Data supplied:
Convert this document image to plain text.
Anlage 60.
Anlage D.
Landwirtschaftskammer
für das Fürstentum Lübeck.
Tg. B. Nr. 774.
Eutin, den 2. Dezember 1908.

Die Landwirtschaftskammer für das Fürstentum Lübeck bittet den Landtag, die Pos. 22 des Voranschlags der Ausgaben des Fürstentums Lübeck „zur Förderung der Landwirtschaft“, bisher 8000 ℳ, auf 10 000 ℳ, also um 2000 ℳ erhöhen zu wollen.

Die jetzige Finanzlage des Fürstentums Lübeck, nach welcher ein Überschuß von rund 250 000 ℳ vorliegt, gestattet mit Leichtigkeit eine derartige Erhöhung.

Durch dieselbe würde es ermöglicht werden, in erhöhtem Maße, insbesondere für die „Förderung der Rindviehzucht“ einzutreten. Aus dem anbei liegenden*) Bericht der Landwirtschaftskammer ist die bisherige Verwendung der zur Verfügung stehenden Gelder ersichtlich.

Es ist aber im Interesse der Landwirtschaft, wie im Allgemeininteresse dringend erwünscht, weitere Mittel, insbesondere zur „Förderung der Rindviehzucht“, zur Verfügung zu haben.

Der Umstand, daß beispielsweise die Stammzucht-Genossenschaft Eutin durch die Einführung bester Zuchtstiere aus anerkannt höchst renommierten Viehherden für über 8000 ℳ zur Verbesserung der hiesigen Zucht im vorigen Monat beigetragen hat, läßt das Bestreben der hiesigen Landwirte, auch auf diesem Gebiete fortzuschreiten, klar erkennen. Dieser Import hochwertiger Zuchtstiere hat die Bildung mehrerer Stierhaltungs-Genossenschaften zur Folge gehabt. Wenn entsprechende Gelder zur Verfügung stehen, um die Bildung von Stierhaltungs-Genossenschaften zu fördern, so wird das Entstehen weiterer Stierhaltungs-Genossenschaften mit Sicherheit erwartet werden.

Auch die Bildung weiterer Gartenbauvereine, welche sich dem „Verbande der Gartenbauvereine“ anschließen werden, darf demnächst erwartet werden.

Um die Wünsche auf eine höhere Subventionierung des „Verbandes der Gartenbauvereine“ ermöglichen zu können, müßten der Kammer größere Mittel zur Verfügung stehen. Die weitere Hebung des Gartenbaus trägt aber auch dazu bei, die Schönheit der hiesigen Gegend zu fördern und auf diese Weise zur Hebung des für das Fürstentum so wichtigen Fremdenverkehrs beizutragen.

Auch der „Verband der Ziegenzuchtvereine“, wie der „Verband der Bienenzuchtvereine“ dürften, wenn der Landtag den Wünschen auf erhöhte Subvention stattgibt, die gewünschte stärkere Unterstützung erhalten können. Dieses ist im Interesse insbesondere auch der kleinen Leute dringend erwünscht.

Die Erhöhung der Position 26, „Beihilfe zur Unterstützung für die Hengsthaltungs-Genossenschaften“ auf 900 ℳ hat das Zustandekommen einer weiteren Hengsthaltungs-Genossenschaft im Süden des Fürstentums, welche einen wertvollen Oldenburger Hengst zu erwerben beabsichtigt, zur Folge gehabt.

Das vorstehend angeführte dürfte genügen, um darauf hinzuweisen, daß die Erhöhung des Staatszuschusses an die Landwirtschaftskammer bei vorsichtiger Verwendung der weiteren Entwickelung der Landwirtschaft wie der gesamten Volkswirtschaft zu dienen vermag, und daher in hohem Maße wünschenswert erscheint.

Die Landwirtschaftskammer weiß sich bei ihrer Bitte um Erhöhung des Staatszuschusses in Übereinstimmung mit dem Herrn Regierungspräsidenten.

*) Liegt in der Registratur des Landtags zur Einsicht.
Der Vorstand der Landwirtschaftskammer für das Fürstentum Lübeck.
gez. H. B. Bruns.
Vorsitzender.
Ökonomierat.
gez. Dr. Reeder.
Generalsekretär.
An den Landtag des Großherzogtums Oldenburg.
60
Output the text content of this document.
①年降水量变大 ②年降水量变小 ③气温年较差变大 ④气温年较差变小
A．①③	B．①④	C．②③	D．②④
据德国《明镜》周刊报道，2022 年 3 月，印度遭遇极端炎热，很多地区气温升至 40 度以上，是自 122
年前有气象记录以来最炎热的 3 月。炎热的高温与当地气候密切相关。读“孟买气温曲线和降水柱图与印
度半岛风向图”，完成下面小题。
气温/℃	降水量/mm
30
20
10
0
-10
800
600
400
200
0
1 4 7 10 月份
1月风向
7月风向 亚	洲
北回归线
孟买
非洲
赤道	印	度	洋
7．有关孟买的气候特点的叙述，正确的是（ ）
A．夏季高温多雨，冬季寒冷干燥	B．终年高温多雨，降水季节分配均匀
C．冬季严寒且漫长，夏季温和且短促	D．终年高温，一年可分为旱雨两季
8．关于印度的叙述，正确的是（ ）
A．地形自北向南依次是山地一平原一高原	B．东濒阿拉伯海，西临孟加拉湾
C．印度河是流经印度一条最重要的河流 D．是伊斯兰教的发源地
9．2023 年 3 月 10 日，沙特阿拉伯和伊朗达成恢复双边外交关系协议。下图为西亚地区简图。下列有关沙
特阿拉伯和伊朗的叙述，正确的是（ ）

Set task: Restate the whole of the material exactly.

The response:
Convert this document image to plain text.
Anlage 60.
Anlage D.
Landwirtschaftskammer
für das Fürstentum Lübeck.
Tg. B. Nr. 774.
Eutin, den 2. Dezember 1908.

Die Landwirtschaftskammer für das Fürstentum Lübeck bittet den Landtag, die Pos. 22 des Voranschlags der Ausgaben des Fürstentums Lübeck „zur Förderung der Landwirtschaft“, bisher 8000 ℳ, auf 10 000 ℳ, also um 2000 ℳ erhöhen zu wollen.

Die jetzige Finanzlage des Fürstentums Lübeck, nach welcher ein Überschuß von rund 250 000 ℳ vorliegt, gestattet mit Leichtigkeit eine derartige Erhöhung.

Durch dieselbe würde es ermöglicht werden, in erhöhtem Maße, insbesondere für die „Förderung der Rindviehzucht“ einzutreten. Aus dem anbei liegenden*) Bericht der Landwirtschaftskammer ist die bisherige Verwendung der zur Verfügung stehenden Gelder ersichtlich.

Es ist aber im Interesse der Landwirtschaft, wie im Allgemeininteresse dringend erwünscht, weitere Mittel, insbesondere zur „Förderung der Rindviehzucht“, zur Verfügung zu haben.

Der Umstand, daß beispielsweise die Stammzucht-Genossenschaft Eutin durch die Einführung bester Zuchtstiere aus anerkannt höchst renommierten Viehherden für über 8000 ℳ zur Verbesserung der hiesigen Zucht im vorigen Monat beigetragen hat, läßt das Bestreben der hiesigen Landwirte, auch auf diesem Gebiete fortzuschreiten, klar erkennen. Dieser Import hochwertiger Zuchtstiere hat die Bildung mehrerer Stierhaltungs-Genossenschaften zur Folge gehabt. Wenn entsprechende Gelder zur Verfügung stehen, um die Bildung von Stierhaltungs-Genossenschaften zu fördern, so wird das Entstehen weiterer Stierhaltungs-Genossenschaften mit Sicherheit erwartet werden.

Auch die Bildung weiterer Gartenbauvereine, welche sich dem „Verbande der Gartenbauvereine“ anschließen werden, darf demnächst erwartet werden.

Um die Wünsche auf eine höhere Subventionierung des „Verbandes der Gartenbauvereine“ ermöglichen zu können, müßten der Kammer größere Mittel zur Verfügung stehen. Die weitere Hebung des Gartenbaus trägt aber auch dazu bei, die Schönheit der hiesigen Gegend zu fördern und auf diese Weise zur Hebung des für das Fürstentum so wichtigen Fremdenverkehrs beizutragen.

Auch der „Verband der Ziegenzuchtvereine“, wie der „Verband der Bienenzuchtvereine“ dürften, wenn der Landtag den Wünschen auf erhöhte Subvention stattgibt, die gewünschte stärkere Unterstützung erhalten können. Dieses ist im Interesse insbesondere auch der kleinen Leute dringend erwünscht.

Die Erhöhung der Position 26, „Beihilfe zur Unterstützung für die Hengsthaltungs-Genossenschaften“ auf 900 ℳ hat das Zustandekommen einer weiteren Hengsthaltungs-Genossenschaft im Süden des Fürstentums, welche einen wertvollen Oldenburger Hengst zu erwerben beabsichtigt, zur Folge gehabt.

Das vorstehend angeführte dürfte genügen, um darauf hinzuweisen, daß die Erhöhung des Staatszuschusses an die Landwirtschaftskammer bei vorsichtiger Verwendung der weiteren Entwickelung der Landwirtschaft wie der gesamten Volkswirtschaft zu dienen vermag, und daher in hohem Maße wünschenswert erscheint.

Die Landwirtschaftskammer weiß sich bei ihrer Bitte um Erhöhung des Staatszuschusses in Übereinstimmung mit dem Herrn Regierungspräsidenten.

*) Liegt in der Registratur des Landtags zur Einsicht.
Der Vorstand der Landwirtschaftskammer für das Fürstentum Lübeck.
gez. H. B. Bruns.
Vorsitzender.
Ökonomierat.
gez. Dr. Reeder.
Generalsekretär.
An den Landtag des Großherzogtums Oldenburg.
60
Output the text content of this document.
①年降水量变大 ②年降水量变小 ③气温年较差变大 ④气温年较差变小
A．①③	B．①④	C．②③	D．②④
据德国《明镜》周刊报道，2022 年 3 月，印度遭遇极端炎热，很多地区气温升至 40 度以上，是自 122
年前有气象记录以来最炎热的 3 月。炎热的高温与当地气候密切相关。读“孟买气温曲线和降水柱图与印
度半岛风向图”，完成下面小题。
气温/℃	降水量/mm
30
20
10
0
-10
800
600
400
200
0
1 4 7 10 月份
1月风向
7月风向 亚	洲
北回归线
孟买
非洲
赤道	印	度	洋
7．有关孟买的气候特点的叙述，正确的是（ ）
A．夏季高温多雨，冬季寒冷干燥	B．终年高温多雨，降水季节分配均匀
C．冬季严寒且漫长，夏季温和且短促	D．终年高温，一年可分为旱雨两季
8．关于印度的叙述，正确的是（ ）
A．地形自北向南依次是山地一平原一高原	B．东濒阿拉伯海，西临孟加拉湾
C．印度河是流经印度一条最重要的河流 D．是伊斯兰教的发源地
9．2023 年 3 月 10 日，沙特阿拉伯和伊朗达成恢复双边外交关系协议。下图为西亚地区简图。下列有关沙
特阿拉伯和伊朗的叙述，正确的是（ ）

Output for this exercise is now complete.